PROMPT: Check each statement against the passage about Multibowl, and for each answer yes or no along with the exact words from the passage that decide it. 1. Bennett Foddy made Multibowl without a partner. 2. In Rampage, a player must stay off the ground to take the round. 3. A large amount of information about the project has been released.
*** EXERCISE PASSAGE ***
What do Super Mario Kart (1992), Vectorball (1988), and Frogs and Flies (1982) have in common? The answer is that they’re now all the same game. Bennett Foddy’s new experiment, called Multibowl, is a “collage” of these and hundreds of other two-player games, thrown together in quick succession in a reflex-heavy sequence reminiscent of WarioWare, Inc.: Mega Microgame$! (2003). Foddy, who is best known as the creator of the infamous QWOP (2008), teamed up with game maker AP Thompson to create the ultimate 2-player competition, one that will garner the same nostalgic feelings evoked by many games of the 80s and 90s … by being them.
Very little information has been released about the project, but the general gist is that it takes the WarioWare formula of flipping quickly through minigames, and replicates it with emulated multiplayer games like Hippodrome (1989), King of Fighters 94 (1994), or Wild Guns (1994).
Whether a point for that “round” will go to Player 1 or Player 2 is determined differently for each game: in Cuby Bop (1990) you have to score 600 points, in Rampage (1986) you must stay off the ground, and in Party Mix (1982) you have to win a game of tug-of-war. Some of the games, like Vs. Excitebike (1984), last for the duration of a race, and others, like Xybots (1987), you can move on from within seconds.
*** SOURCE MATERIAL ***
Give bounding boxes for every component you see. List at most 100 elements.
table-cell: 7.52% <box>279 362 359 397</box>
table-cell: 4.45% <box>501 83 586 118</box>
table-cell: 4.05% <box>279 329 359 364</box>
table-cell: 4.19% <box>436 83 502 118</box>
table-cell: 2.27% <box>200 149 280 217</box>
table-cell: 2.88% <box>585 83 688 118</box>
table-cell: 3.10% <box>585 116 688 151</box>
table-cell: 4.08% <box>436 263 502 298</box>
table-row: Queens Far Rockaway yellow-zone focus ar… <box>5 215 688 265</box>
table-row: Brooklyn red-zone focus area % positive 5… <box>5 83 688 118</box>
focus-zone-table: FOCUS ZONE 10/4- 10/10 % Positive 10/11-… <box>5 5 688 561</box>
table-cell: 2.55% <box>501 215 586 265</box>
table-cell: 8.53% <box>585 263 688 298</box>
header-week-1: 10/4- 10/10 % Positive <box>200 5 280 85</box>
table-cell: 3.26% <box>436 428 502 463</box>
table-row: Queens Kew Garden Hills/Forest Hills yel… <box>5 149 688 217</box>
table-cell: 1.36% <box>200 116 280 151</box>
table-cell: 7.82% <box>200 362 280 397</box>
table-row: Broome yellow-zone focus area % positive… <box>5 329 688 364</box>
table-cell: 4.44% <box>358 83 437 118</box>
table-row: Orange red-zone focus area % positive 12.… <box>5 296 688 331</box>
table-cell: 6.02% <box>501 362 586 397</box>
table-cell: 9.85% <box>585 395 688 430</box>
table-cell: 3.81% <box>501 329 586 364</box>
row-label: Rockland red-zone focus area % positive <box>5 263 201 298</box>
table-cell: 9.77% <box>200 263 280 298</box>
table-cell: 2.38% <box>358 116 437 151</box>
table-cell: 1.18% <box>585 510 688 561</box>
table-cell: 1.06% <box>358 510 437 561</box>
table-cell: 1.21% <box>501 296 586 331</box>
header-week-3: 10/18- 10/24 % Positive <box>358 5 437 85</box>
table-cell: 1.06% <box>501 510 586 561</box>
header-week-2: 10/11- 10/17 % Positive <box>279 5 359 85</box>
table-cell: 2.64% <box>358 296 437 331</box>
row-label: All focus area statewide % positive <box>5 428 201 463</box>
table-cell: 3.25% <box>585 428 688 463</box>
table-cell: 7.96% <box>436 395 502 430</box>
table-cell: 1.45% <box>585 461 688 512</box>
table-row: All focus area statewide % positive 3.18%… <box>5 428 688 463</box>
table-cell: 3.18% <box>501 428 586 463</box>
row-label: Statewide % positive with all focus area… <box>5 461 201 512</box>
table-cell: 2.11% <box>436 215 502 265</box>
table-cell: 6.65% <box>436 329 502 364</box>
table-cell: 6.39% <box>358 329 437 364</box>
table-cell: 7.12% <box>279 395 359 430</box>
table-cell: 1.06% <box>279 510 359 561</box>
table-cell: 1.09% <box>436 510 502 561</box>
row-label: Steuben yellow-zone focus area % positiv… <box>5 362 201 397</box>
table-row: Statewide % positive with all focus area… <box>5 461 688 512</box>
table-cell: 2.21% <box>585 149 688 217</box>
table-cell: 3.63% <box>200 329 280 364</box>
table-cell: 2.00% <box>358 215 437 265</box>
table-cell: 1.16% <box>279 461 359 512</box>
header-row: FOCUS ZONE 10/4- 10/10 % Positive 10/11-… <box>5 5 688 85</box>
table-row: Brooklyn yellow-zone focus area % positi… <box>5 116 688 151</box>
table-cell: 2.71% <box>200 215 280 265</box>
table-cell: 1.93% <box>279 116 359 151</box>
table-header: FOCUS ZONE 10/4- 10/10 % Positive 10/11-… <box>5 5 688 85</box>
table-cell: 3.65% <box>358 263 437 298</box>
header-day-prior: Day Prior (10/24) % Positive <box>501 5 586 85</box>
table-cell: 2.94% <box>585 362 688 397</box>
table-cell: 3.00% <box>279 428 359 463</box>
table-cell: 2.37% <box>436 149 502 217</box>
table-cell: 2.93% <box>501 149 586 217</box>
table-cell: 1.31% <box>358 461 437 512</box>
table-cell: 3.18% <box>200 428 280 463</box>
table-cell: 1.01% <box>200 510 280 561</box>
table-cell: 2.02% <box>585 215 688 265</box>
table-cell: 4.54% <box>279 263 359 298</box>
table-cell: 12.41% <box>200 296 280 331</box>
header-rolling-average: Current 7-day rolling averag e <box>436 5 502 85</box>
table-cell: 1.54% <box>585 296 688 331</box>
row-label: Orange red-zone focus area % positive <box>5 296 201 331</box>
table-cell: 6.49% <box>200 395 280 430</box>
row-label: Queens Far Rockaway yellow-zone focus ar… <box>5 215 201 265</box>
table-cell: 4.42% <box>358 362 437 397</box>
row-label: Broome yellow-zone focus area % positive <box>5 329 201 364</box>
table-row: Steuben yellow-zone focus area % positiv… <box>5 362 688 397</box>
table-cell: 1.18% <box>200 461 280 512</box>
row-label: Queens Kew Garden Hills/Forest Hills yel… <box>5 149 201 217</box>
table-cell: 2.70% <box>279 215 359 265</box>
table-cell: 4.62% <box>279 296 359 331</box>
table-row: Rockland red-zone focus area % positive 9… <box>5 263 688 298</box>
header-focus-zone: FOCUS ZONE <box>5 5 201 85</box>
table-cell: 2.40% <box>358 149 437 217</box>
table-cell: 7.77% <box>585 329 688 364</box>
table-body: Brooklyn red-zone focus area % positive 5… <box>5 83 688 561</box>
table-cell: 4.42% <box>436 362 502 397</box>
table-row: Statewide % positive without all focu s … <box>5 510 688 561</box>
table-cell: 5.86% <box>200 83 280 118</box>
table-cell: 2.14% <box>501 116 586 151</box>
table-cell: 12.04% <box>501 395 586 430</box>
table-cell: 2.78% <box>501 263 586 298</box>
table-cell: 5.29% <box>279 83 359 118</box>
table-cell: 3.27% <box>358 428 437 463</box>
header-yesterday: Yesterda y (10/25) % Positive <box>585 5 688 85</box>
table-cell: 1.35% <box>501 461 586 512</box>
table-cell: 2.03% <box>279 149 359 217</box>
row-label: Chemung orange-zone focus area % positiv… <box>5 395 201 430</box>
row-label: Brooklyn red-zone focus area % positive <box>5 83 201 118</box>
***
COMPLETED EXERCISE:
1. No: "teamed up with game maker AP Thompson"
2. Yes: "in Rampage (1986) you must stay off the ground"
3. No: "Very little information has been released about the project"